### RECORDS FOR PROCESSING ###

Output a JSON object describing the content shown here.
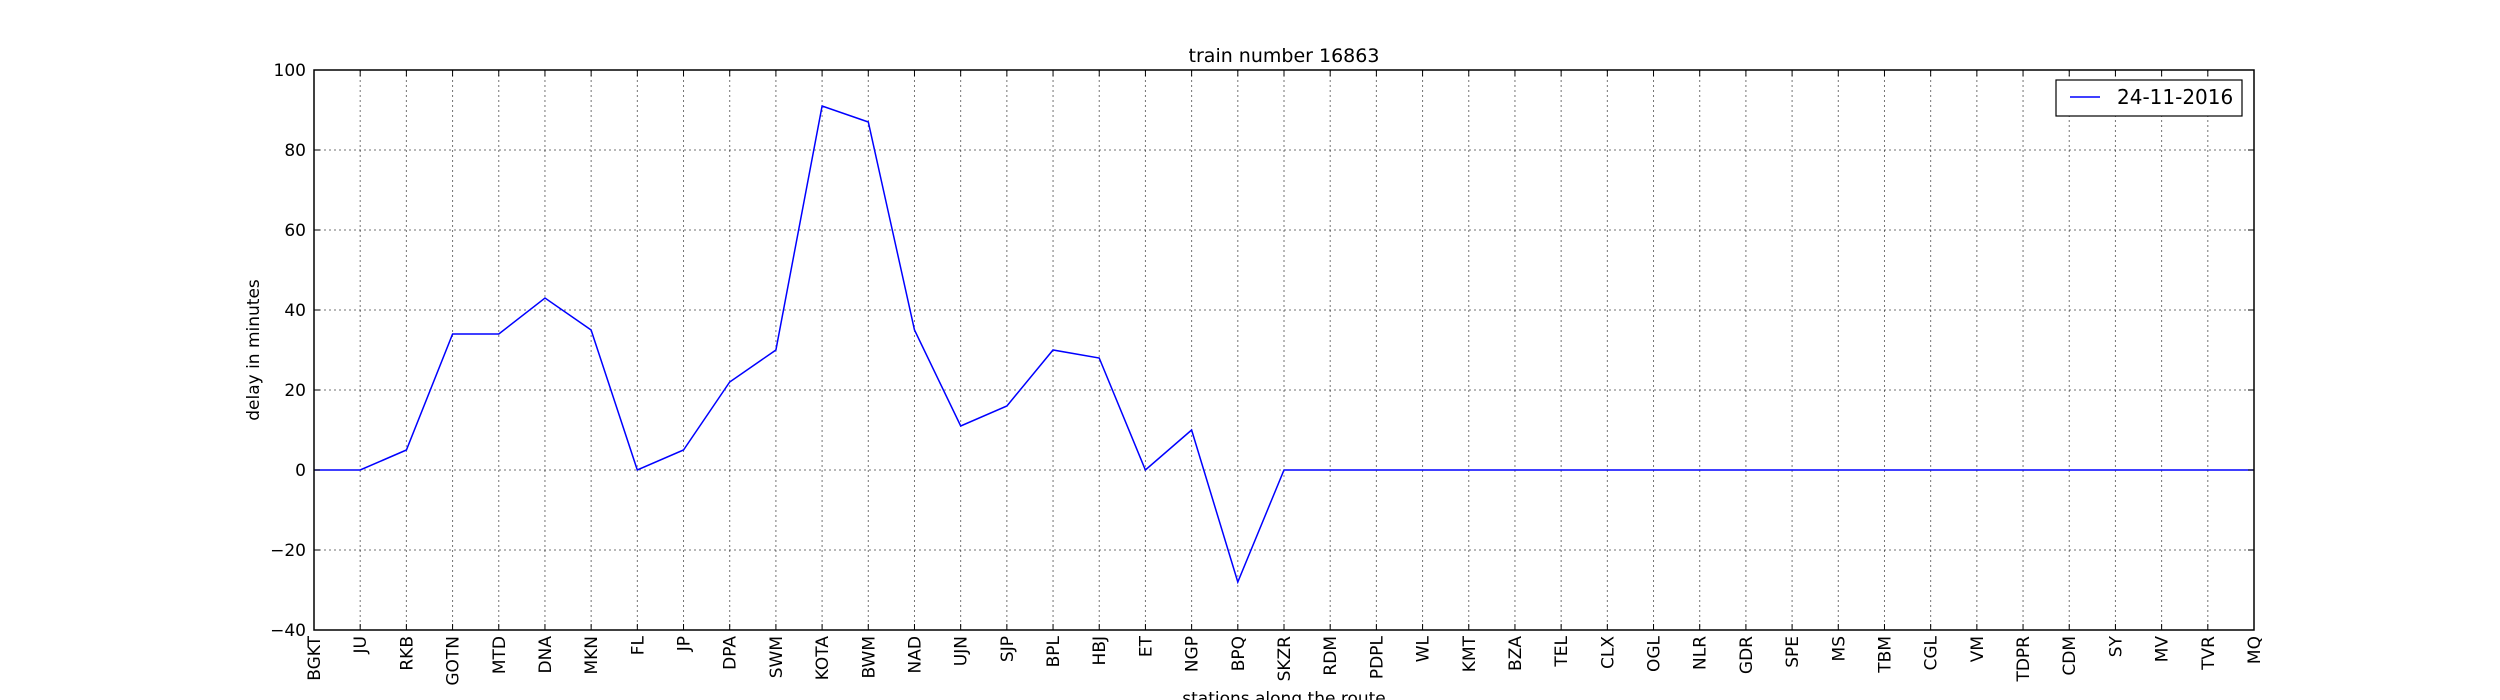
{
  "chart_data": {
    "type": "line",
    "title": "train number 16863",
    "xlabel": "stations along the route",
    "ylabel": "delay in minutes",
    "ylim": [
      -40,
      100
    ],
    "yticks": [
      -40,
      -20,
      0,
      20,
      40,
      60,
      80,
      100
    ],
    "ytick_labels": [
      "−40",
      "−20",
      "0",
      "20",
      "40",
      "60",
      "80",
      "100"
    ],
    "grid": true,
    "legend_position": "top-right",
    "categories": [
      "BGKT",
      "JU",
      "RKB",
      "GOTN",
      "MTD",
      "DNA",
      "MKN",
      "FL",
      "JP",
      "DPA",
      "SWM",
      "KOTA",
      "BWM",
      "NAD",
      "UJN",
      "SJP",
      "BPL",
      "HBJ",
      "ET",
      "NGP",
      "BPQ",
      "SKZR",
      "RDM",
      "PDPL",
      "WL",
      "KMT",
      "BZA",
      "TEL",
      "CLX",
      "OGL",
      "NLR",
      "GDR",
      "SPE",
      "MS",
      "TBM",
      "CGL",
      "VM",
      "TDPR",
      "CDM",
      "SY",
      "MV",
      "TVR",
      "MQ"
    ],
    "series": [
      {
        "name": "24-11-2016",
        "color": "#0000ff",
        "values": [
          0,
          0,
          5,
          34,
          34,
          43,
          35,
          0,
          5,
          22,
          30,
          91,
          87,
          35,
          11,
          16,
          30,
          28,
          0,
          10,
          -28,
          0,
          0,
          0,
          0,
          0,
          0,
          0,
          0,
          0,
          0,
          0,
          0,
          0,
          0,
          0,
          0,
          0,
          0,
          0,
          0,
          0,
          0
        ]
      }
    ]
  }
}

###

## INSTRUCTIONS TO FOLLOW:
Quote the entries in full. Any image among them is to be omitted from the copy.

## TASK SOLUTION:
Output a JSON object describing the content shown here.
{
  "chart_data": {
    "type": "line",
    "title": "train number 16863",
    "xlabel": "stations along the route",
    "ylabel": "delay in minutes",
    "ylim": [
      -40,
      100
    ],
    "yticks": [
      -40,
      -20,
      0,
      20,
      40,
      60,
      80,
      100
    ],
    "ytick_labels": [
      "−40",
      "−20",
      "0",
      "20",
      "40",
      "60",
      "80",
      "100"
    ],
    "grid": true,
    "legend_position": "top-right",
    "categories": [
      "BGKT",
      "JU",
      "RKB",
      "GOTN",
      "MTD",
      "DNA",
      "MKN",
      "FL",
      "JP",
      "DPA",
      "SWM",
      "KOTA",
      "BWM",
      "NAD",
      "UJN",
      "SJP",
      "BPL",
      "HBJ",
      "ET",
      "NGP",
      "BPQ",
      "SKZR",
      "RDM",
      "PDPL",
      "WL",
      "KMT",
      "BZA",
      "TEL",
      "CLX",
      "OGL",
      "NLR",
      "GDR",
      "SPE",
      "MS",
      "TBM",
      "CGL",
      "VM",
      "TDPR",
      "CDM",
      "SY",
      "MV",
      "TVR",
      "MQ"
    ],
    "series": [
      {
        "name": "24-11-2016",
        "color": "#0000ff",
        "values": [
          0,
          0,
          5,
          34,
          34,
          43,
          35,
          0,
          5,
          22,
          30,
          91,
          87,
          35,
          11,
          16,
          30,
          28,
          0,
          10,
          -28,
          0,
          0,
          0,
          0,
          0,
          0,
          0,
          0,
          0,
          0,
          0,
          0,
          0,
          0,
          0,
          0,
          0,
          0,
          0,
          0,
          0,
          0
        ]
      }
    ]
  }
}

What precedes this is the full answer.